● To do:
Repeat, line for line, the entries printed below.

= = =

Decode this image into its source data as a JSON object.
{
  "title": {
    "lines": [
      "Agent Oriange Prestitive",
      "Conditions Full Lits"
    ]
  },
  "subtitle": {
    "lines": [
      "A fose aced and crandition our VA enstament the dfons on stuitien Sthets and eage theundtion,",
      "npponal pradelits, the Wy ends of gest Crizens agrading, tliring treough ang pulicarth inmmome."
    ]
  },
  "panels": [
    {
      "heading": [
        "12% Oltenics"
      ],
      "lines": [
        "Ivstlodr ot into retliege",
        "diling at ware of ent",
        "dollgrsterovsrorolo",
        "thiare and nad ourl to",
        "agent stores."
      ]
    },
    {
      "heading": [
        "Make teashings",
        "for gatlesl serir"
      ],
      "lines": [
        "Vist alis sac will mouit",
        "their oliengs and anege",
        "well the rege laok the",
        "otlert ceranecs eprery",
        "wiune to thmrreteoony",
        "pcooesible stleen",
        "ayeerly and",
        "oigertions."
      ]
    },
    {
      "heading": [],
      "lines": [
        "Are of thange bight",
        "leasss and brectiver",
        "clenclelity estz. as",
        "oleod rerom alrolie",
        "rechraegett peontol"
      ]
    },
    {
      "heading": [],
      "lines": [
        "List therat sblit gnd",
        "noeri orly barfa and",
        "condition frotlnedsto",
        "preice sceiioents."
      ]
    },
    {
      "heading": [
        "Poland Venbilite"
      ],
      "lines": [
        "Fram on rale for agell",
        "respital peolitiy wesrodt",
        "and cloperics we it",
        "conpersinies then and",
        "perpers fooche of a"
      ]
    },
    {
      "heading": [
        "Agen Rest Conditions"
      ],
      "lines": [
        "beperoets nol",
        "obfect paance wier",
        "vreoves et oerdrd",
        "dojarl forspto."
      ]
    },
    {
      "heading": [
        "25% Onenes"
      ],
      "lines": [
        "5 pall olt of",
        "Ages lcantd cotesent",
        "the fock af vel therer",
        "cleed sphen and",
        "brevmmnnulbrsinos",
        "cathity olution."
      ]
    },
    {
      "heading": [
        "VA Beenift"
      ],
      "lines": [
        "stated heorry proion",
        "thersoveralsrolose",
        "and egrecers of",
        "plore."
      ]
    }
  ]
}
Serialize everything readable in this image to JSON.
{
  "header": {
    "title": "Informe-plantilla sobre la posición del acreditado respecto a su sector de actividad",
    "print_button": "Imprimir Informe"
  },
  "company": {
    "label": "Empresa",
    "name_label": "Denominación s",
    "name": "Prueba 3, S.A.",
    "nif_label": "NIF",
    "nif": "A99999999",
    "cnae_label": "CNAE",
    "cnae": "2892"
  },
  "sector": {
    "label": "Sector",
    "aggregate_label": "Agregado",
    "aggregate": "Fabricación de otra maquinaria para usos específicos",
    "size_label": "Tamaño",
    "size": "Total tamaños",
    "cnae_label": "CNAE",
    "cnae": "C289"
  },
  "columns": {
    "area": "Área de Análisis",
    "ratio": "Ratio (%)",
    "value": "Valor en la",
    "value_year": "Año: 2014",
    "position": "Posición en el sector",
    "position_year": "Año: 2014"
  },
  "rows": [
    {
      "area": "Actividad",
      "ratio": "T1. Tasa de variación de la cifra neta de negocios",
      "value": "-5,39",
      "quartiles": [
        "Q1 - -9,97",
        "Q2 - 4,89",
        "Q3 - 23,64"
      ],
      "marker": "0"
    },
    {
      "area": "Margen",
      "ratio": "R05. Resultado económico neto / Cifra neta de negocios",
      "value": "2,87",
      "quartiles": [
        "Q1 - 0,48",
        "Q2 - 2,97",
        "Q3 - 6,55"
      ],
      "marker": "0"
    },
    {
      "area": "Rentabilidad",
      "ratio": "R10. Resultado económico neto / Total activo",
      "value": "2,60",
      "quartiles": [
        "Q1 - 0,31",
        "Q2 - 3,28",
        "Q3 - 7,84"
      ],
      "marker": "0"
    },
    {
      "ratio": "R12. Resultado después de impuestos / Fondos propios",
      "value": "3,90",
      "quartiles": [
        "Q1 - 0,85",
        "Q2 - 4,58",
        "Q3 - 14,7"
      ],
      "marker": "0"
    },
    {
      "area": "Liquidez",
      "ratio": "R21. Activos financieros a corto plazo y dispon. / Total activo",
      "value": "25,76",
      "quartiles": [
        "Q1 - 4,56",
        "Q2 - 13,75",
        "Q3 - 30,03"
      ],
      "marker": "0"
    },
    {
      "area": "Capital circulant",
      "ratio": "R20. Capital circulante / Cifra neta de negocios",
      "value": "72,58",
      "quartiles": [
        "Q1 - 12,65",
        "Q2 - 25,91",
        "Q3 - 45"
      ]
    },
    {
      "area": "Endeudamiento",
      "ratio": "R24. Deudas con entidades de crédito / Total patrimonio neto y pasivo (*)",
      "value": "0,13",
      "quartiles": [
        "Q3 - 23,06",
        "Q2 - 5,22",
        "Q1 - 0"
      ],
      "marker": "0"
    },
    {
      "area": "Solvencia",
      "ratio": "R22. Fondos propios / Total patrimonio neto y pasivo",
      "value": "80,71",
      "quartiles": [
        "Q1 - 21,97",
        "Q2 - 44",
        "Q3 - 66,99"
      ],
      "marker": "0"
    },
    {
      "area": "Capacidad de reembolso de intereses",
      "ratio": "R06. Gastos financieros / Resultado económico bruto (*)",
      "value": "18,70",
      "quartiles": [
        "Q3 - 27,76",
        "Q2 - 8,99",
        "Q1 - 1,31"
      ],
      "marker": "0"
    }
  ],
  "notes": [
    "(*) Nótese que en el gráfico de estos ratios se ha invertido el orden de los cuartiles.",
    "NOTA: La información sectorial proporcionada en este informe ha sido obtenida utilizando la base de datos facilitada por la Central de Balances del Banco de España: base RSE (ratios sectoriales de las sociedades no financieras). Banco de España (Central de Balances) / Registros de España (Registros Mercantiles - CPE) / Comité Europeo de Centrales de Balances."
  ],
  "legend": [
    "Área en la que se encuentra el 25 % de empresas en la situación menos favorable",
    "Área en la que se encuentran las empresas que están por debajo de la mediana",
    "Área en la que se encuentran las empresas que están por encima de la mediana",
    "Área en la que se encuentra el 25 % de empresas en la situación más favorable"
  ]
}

= = =

● Finished exercise:
Decode this image into its source data as a JSON object.
{
  "title": {
    "lines": [
      "Agent Oriange Prestitive",
      "Conditions Full Lits"
    ]
  },
  "subtitle": {
    "lines": [
      "A fose aced and crandition our VA enstament the dfons on stuitien Sthets and eage theundtion,",
      "npponal pradelits, the Wy ends of gest Crizens agrading, tliring treough ang pulicarth inmmome."
    ]
  },
  "panels": [
    {
      "heading": [
        "12% Oltenics"
      ],
      "lines": [
        "Ivstlodr ot into retliege",
        "diling at ware of ent",
        "dollgrsterovsrorolo",
        "thiare and nad ourl to",
        "agent stores."
      ]
    },
    {
      "heading": [
        "Make teashings",
        "for gatlesl serir"
      ],
      "lines": [
        "Vist alis sac will mouit",
        "their oliengs and anege",
        "well the rege laok the",
        "otlert ceranecs eprery",
        "wiune to thmrreteoony",
        "pcooesible stleen",
        "ayeerly and",
        "oigertions."
      ]
    },
    {
      "heading": [],
      "lines": [
        "Are of thange bight",
        "leasss and brectiver",
        "clenclelity estz. as",
        "oleod rerom alrolie",
        "rechraegett peontol"
      ]
    },
    {
      "heading": [],
      "lines": [
        "List therat sblit gnd",
        "noeri orly barfa and",
        "condition frotlnedsto",
        "preice sceiioents."
      ]
    },
    {
      "heading": [
        "Poland Venbilite"
      ],
      "lines": [
        "Fram on rale for agell",
        "respital peolitiy wesrodt",
        "and cloperics we it",
        "conpersinies then and",
        "perpers fooche of a"
      ]
    },
    {
      "heading": [
        "Agen Rest Conditions"
      ],
      "lines": [
        "beperoets nol",
        "obfect paance wier",
        "vreoves et oerdrd",
        "dojarl forspto."
      ]
    },
    {
      "heading": [
        "25% Onenes"
      ],
      "lines": [
        "5 pall olt of",
        "Ages lcantd cotesent",
        "the fock af vel therer",
        "cleed sphen and",
        "brevmmnnulbrsinos",
        "cathity olution."
      ]
    },
    {
      "heading": [
        "VA Beenift"
      ],
      "lines": [
        "stated heorry proion",
        "thersoveralsrolose",
        "and egrecers of",
        "plore."
      ]
    }
  ]
}
Serialize everything readable in this image to JSON.
{
  "header": {
    "title": "Informe-plantilla sobre la posición del acreditado respecto a su sector de actividad",
    "print_button": "Imprimir Informe"
  },
  "company": {
    "label": "Empresa",
    "name_label": "Denominación s",
    "name": "Prueba 3, S.A.",
    "nif_label": "NIF",
    "nif": "A99999999",
    "cnae_label": "CNAE",
    "cnae": "2892"
  },
  "sector": {
    "label": "Sector",
    "aggregate_label": "Agregado",
    "aggregate": "Fabricación de otra maquinaria para usos específicos",
    "size_label": "Tamaño",
    "size": "Total tamaños",
    "cnae_label": "CNAE",
    "cnae": "C289"
  },
  "columns": {
    "area": "Área de Análisis",
    "ratio": "Ratio (%)",
    "value": "Valor en la",
    "value_year": "Año: 2014",
    "position": "Posición en el sector",
    "position_year": "Año: 2014"
  },
  "rows": [
    {
      "area": "Actividad",
      "ratio": "T1. Tasa de variación de la cifra neta de negocios",
      "value": "-5,39",
      "quartiles": [
        "Q1 - -9,97",
        "Q2 - 4,89",
        "Q3 - 23,64"
      ],
      "marker": "0"
    },
    {
      "area": "Margen",
      "ratio": "R05. Resultado económico neto / Cifra neta de negocios",
      "value": "2,87",
      "quartiles": [
        "Q1 - 0,48",
        "Q2 - 2,97",
        "Q3 - 6,55"
      ],
      "marker": "0"
    },
    {
      "area": "Rentabilidad",
      "ratio": "R10. Resultado económico neto / Total activo",
      "value": "2,60",
      "quartiles": [
        "Q1 - 0,31",
        "Q2 - 3,28",
        "Q3 - 7,84"
      ],
      "marker": "0"
    },
    {
      "ratio": "R12. Resultado después de impuestos / Fondos propios",
      "value": "3,90",
      "quartiles": [
        "Q1 - 0,85",
        "Q2 - 4,58",
        "Q3 - 14,7"
      ],
      "marker": "0"
    },
    {
      "area": "Liquidez",
      "ratio": "R21. Activos financieros a corto plazo y dispon. / Total activo",
      "value": "25,76",
      "quartiles": [
        "Q1 - 4,56",
        "Q2 - 13,75",
        "Q3 - 30,03"
      ],
      "marker": "0"
    },
    {
      "area": "Capital circulant",
      "ratio": "R20. Capital circulante / Cifra neta de negocios",
      "value": "72,58",
      "quartiles": [
        "Q1 - 12,65",
        "Q2 - 25,91",
        "Q3 - 45"
      ]
    },
    {
      "area": "Endeudamiento",
      "ratio": "R24. Deudas con entidades de crédito / Total patrimonio neto y pasivo (*)",
      "value": "0,13",
      "quartiles": [
        "Q3 - 23,06",
        "Q2 - 5,22",
        "Q1 - 0"
      ],
      "marker": "0"
    },
    {
      "area": "Solvencia",
      "ratio": "R22. Fondos propios / Total patrimonio neto y pasivo",
      "value": "80,71",
      "quartiles": [
        "Q1 - 21,97",
        "Q2 - 44",
        "Q3 - 66,99"
      ],
      "marker": "0"
    },
    {
      "area": "Capacidad de reembolso de intereses",
      "ratio": "R06. Gastos financieros / Resultado económico bruto (*)",
      "value": "18,70",
      "quartiles": [
        "Q3 - 27,76",
        "Q2 - 8,99",
        "Q1 - 1,31"
      ],
      "marker": "0"
    }
  ],
  "notes": [
    "(*) Nótese que en el gráfico de estos ratios se ha invertido el orden de los cuartiles.",
    "NOTA: La información sectorial proporcionada en este informe ha sido obtenida utilizando la base de datos facilitada por la Central de Balances del Banco de España: base RSE (ratios sectoriales de las sociedades no financieras). Banco de España (Central de Balances) / Registros de España (Registros Mercantiles - CPE) / Comité Europeo de Centrales de Balances."
  ],
  "legend": [
    "Área en la que se encuentra el 25 % de empresas en la situación menos favorable",
    "Área en la que se encuentran las empresas que están por debajo de la mediana",
    "Área en la que se encuentran las empresas que están por encima de la mediana",
    "Área en la que se encuentra el 25 % de empresas en la situación más favorable"
  ]
}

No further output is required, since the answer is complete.